Exercise brief> Repeat the records below exactly, leaving out any pictures.

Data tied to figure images

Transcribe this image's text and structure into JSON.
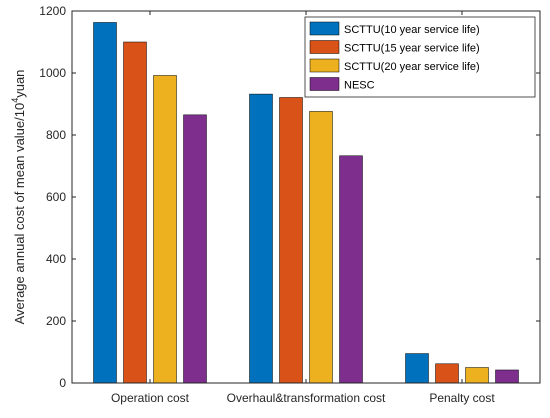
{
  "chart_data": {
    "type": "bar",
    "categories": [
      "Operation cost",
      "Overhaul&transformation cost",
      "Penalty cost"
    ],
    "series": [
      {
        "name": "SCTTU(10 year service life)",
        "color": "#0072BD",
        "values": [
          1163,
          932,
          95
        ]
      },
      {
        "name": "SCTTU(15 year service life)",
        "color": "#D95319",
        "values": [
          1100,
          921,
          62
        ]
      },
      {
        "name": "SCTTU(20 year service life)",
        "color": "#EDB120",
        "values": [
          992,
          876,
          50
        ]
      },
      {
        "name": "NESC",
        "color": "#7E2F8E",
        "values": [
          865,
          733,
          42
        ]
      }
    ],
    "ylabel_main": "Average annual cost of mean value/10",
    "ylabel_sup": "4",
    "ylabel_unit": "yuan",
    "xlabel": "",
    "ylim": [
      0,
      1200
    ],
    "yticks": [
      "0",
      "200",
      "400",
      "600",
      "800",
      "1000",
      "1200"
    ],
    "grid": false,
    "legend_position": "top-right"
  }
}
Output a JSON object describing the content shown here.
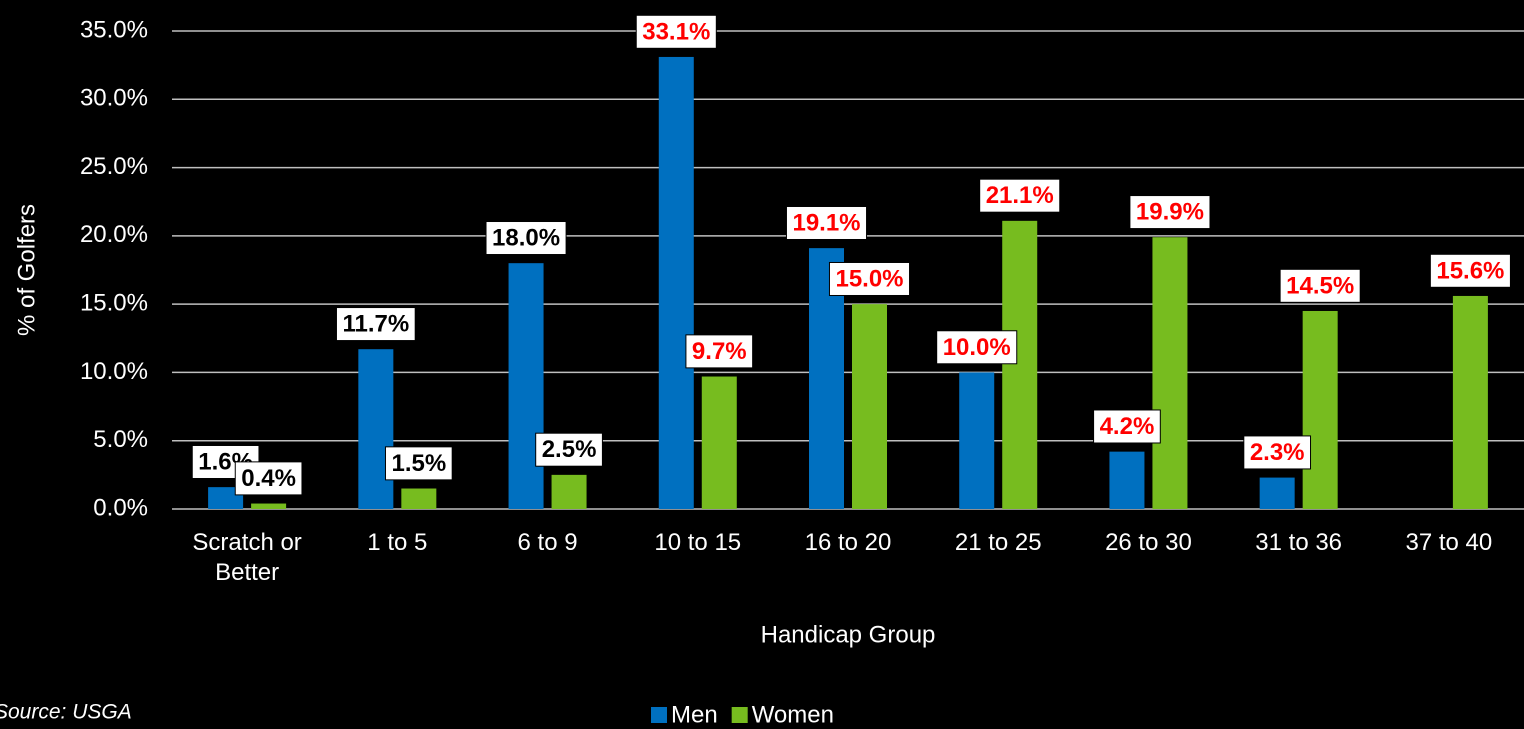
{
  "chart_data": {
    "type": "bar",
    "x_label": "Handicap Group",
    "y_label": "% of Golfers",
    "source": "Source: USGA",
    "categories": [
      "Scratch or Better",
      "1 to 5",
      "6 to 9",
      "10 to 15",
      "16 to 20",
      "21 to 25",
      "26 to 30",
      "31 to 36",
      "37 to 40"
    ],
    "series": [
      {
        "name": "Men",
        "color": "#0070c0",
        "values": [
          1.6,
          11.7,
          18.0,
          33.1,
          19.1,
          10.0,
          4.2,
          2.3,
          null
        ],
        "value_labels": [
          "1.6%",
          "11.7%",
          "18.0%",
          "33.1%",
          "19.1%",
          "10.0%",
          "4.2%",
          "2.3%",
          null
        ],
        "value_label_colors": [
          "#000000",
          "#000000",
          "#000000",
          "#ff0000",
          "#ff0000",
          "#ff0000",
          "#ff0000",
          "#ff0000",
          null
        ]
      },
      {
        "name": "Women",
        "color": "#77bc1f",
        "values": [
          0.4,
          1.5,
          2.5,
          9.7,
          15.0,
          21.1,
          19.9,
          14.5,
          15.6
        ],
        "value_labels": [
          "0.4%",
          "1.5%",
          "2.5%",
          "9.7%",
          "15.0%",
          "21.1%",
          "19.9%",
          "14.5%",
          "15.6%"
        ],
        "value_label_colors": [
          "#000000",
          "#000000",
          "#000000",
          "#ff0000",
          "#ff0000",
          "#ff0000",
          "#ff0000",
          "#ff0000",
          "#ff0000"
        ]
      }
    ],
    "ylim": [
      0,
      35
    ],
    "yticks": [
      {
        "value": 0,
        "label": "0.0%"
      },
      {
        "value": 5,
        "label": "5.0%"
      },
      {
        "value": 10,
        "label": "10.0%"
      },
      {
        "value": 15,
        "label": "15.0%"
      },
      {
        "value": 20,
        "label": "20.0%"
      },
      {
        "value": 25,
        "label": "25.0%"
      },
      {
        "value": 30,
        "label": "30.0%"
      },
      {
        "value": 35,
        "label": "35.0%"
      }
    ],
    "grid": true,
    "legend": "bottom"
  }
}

Completed exercise>
Transcribe this image's text and structure into JSON.
{
  "chart_data": {
    "type": "bar",
    "categories": [
      "Operation cost",
      "Overhaul&transformation cost",
      "Penalty cost"
    ],
    "series": [
      {
        "name": "SCTTU(10 year service life)",
        "color": "#0072BD",
        "values": [
          1163,
          932,
          95
        ]
      },
      {
        "name": "SCTTU(15 year service life)",
        "color": "#D95319",
        "values": [
          1100,
          921,
          62
        ]
      },
      {
        "name": "SCTTU(20 year service life)",
        "color": "#EDB120",
        "values": [
          992,
          876,
          50
        ]
      },
      {
        "name": "NESC",
        "color": "#7E2F8E",
        "values": [
          865,
          733,
          42
        ]
      }
    ],
    "ylabel_main": "Average annual cost of mean value/10",
    "ylabel_sup": "4",
    "ylabel_unit": "yuan",
    "xlabel": "",
    "ylim": [
      0,
      1200
    ],
    "yticks": [
      "0",
      "200",
      "400",
      "600",
      "800",
      "1000",
      "1200"
    ],
    "grid": false,
    "legend_position": "top-right"
  }
}
Output a JSON object describing the content shown here.
{
  "chart_data": {
    "type": "bar",
    "x_label": "Handicap Group",
    "y_label": "% of Golfers",
    "source": "Source: USGA",
    "categories": [
      "Scratch or Better",
      "1 to 5",
      "6 to 9",
      "10 to 15",
      "16 to 20",
      "21 to 25",
      "26 to 30",
      "31 to 36",
      "37 to 40"
    ],
    "series": [
      {
        "name": "Men",
        "color": "#0070c0",
        "values": [
          1.6,
          11.7,
          18.0,
          33.1,
          19.1,
          10.0,
          4.2,
          2.3,
          null
        ],
        "value_labels": [
          "1.6%",
          "11.7%",
          "18.0%",
          "33.1%",
          "19.1%",
          "10.0%",
          "4.2%",
          "2.3%",
          null
        ],
        "value_label_colors": [
          "#000000",
          "#000000",
          "#000000",
          "#ff0000",
          "#ff0000",
          "#ff0000",
          "#ff0000",
          "#ff0000",
          null
        ]
      },
      {
        "name": "Women",
        "color": "#77bc1f",
        "values": [
          0.4,
          1.5,
          2.5,
          9.7,
          15.0,
          21.1,
          19.9,
          14.5,
          15.6
        ],
        "value_labels": [
          "0.4%",
          "1.5%",
          "2.5%",
          "9.7%",
          "15.0%",
          "21.1%",
          "19.9%",
          "14.5%",
          "15.6%"
        ],
        "value_label_colors": [
          "#000000",
          "#000000",
          "#000000",
          "#ff0000",
          "#ff0000",
          "#ff0000",
          "#ff0000",
          "#ff0000",
          "#ff0000"
        ]
      }
    ],
    "ylim": [
      0,
      35
    ],
    "yticks": [
      {
        "value": 0,
        "label": "0.0%"
      },
      {
        "value": 5,
        "label": "5.0%"
      },
      {
        "value": 10,
        "label": "10.0%"
      },
      {
        "value": 15,
        "label": "15.0%"
      },
      {
        "value": 20,
        "label": "20.0%"
      },
      {
        "value": 25,
        "label": "25.0%"
      },
      {
        "value": 30,
        "label": "30.0%"
      },
      {
        "value": 35,
        "label": "35.0%"
      }
    ],
    "grid": true,
    "legend": "bottom"
  }
}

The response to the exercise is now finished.